(Stored data)

-- START --

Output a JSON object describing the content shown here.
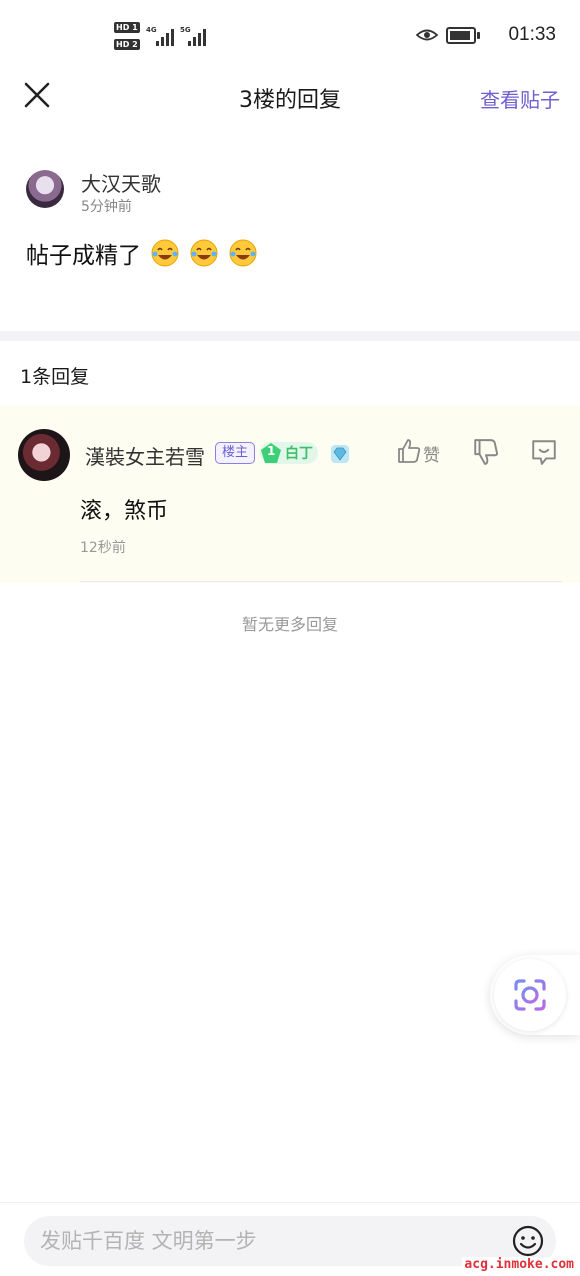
{
  "status_bar": {
    "sim1": "HD 1",
    "sim2": "HD 2",
    "net1": "4G",
    "net2": "5G",
    "time": "01:33"
  },
  "header": {
    "title": "3楼的回复",
    "view_post_label": "查看贴子"
  },
  "floor_post": {
    "author": "大汉天歌",
    "time": "5分钟前",
    "content": "帖子成精了",
    "emoji_count": 3
  },
  "replies": {
    "count_label": "1条回复",
    "items": [
      {
        "user": "漢裝女主若雪",
        "owner_badge": "楼主",
        "level_number": "1",
        "level_name": "白丁",
        "like_label": "赞",
        "text": "滚，煞币",
        "time": "12秒前"
      }
    ],
    "no_more": "暂无更多回复"
  },
  "composer": {
    "placeholder": "发贴千百度 文明第一步"
  },
  "watermark": "acg.inmoke.com",
  "colors": {
    "accent": "#6f5fcf",
    "level_green": "#3bbf6b",
    "reply_bg": "#fdfdf2"
  }
}
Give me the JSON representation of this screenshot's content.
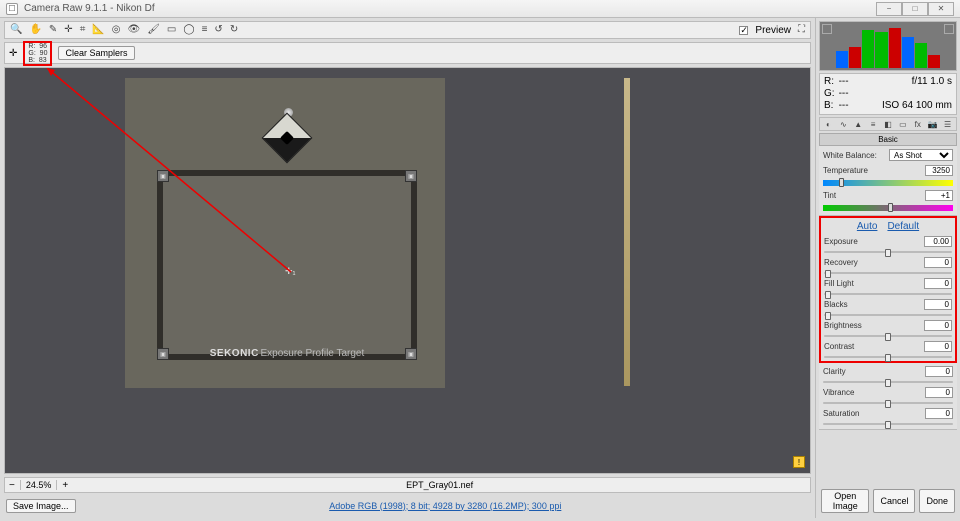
{
  "window": {
    "title": "Camera Raw 9.1.1  -  Nikon Df"
  },
  "toolbar": {
    "preview_label": "Preview"
  },
  "sampler": {
    "rgb_text": "R:  96\nG:  90\nB:  83",
    "clear_btn": "Clear Samplers"
  },
  "image": {
    "brand": "SEKONIC",
    "brand_sub": "Exposure Profile Target",
    "warn": "!",
    "cross": "✛₁"
  },
  "footer": {
    "zoom": "24.5%",
    "filename": "EPT_Gray01.nef",
    "save_btn": "Save Image...",
    "profile_link": "Adobe RGB (1998); 8 bit; 4928 by 3280 (16.2MP); 300 ppi"
  },
  "info": {
    "r": "R:",
    "g": "G:",
    "b": "B:",
    "rv": "---",
    "gv": "---",
    "bv": "---",
    "exp": "f/11  1.0 s",
    "iso": "ISO 64  100 mm"
  },
  "basic": {
    "head": "Basic",
    "wb_label": "White Balance:",
    "wb_value": "As Shot",
    "temp_label": "Temperature",
    "temp_value": "3250",
    "tint_label": "Tint",
    "tint_value": "+1",
    "auto": "Auto",
    "default": "Default",
    "exposure": "Exposure",
    "exposure_v": "0.00",
    "recovery": "Recovery",
    "recovery_v": "0",
    "fill": "Fill Light",
    "fill_v": "0",
    "blacks": "Blacks",
    "blacks_v": "0",
    "bright": "Brightness",
    "bright_v": "0",
    "contrast": "Contrast",
    "contrast_v": "0",
    "clarity": "Clarity",
    "clarity_v": "0",
    "vibrance": "Vibrance",
    "vibrance_v": "0",
    "saturation": "Saturation",
    "saturation_v": "0"
  },
  "buttons": {
    "open": "Open Image",
    "cancel": "Cancel",
    "done": "Done"
  }
}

-- END --

- _Stated goal_: Go through the entries above and output them exactly, without pictures.

- _Complete output_:
Output a JSON object describing the content shown here.
{
  "status_bar": {
    "sim1": "HD 1",
    "sim2": "HD 2",
    "net1": "4G",
    "net2": "5G",
    "time": "01:33"
  },
  "header": {
    "title": "3楼的回复",
    "view_post_label": "查看贴子"
  },
  "floor_post": {
    "author": "大汉天歌",
    "time": "5分钟前",
    "content": "帖子成精了",
    "emoji_count": 3
  },
  "replies": {
    "count_label": "1条回复",
    "items": [
      {
        "user": "漢裝女主若雪",
        "owner_badge": "楼主",
        "level_number": "1",
        "level_name": "白丁",
        "like_label": "赞",
        "text": "滚，煞币",
        "time": "12秒前"
      }
    ],
    "no_more": "暂无更多回复"
  },
  "composer": {
    "placeholder": "发贴千百度 文明第一步"
  },
  "watermark": "acg.inmoke.com",
  "colors": {
    "accent": "#6f5fcf",
    "level_green": "#3bbf6b",
    "reply_bg": "#fdfdf2"
  }
}
Give me the JSON representation of this screenshot's content.
{
  "window": {
    "title": "Camera Raw 9.1.1  -  Nikon Df"
  },
  "toolbar": {
    "preview_label": "Preview"
  },
  "sampler": {
    "rgb_text": "R:  96\nG:  90\nB:  83",
    "clear_btn": "Clear Samplers"
  },
  "image": {
    "brand": "SEKONIC",
    "brand_sub": "Exposure Profile Target",
    "warn": "!",
    "cross": "✛₁"
  },
  "footer": {
    "zoom": "24.5%",
    "filename": "EPT_Gray01.nef",
    "save_btn": "Save Image...",
    "profile_link": "Adobe RGB (1998); 8 bit; 4928 by 3280 (16.2MP); 300 ppi"
  },
  "info": {
    "r": "R:",
    "g": "G:",
    "b": "B:",
    "rv": "---",
    "gv": "---",
    "bv": "---",
    "exp": "f/11  1.0 s",
    "iso": "ISO 64  100 mm"
  },
  "basic": {
    "head": "Basic",
    "wb_label": "White Balance:",
    "wb_value": "As Shot",
    "temp_label": "Temperature",
    "temp_value": "3250",
    "tint_label": "Tint",
    "tint_value": "+1",
    "auto": "Auto",
    "default": "Default",
    "exposure": "Exposure",
    "exposure_v": "0.00",
    "recovery": "Recovery",
    "recovery_v": "0",
    "fill": "Fill Light",
    "fill_v": "0",
    "blacks": "Blacks",
    "blacks_v": "0",
    "bright": "Brightness",
    "bright_v": "0",
    "contrast": "Contrast",
    "contrast_v": "0",
    "clarity": "Clarity",
    "clarity_v": "0",
    "vibrance": "Vibrance",
    "vibrance_v": "0",
    "saturation": "Saturation",
    "saturation_v": "0"
  },
  "buttons": {
    "open": "Open Image",
    "cancel": "Cancel",
    "done": "Done"
  }
}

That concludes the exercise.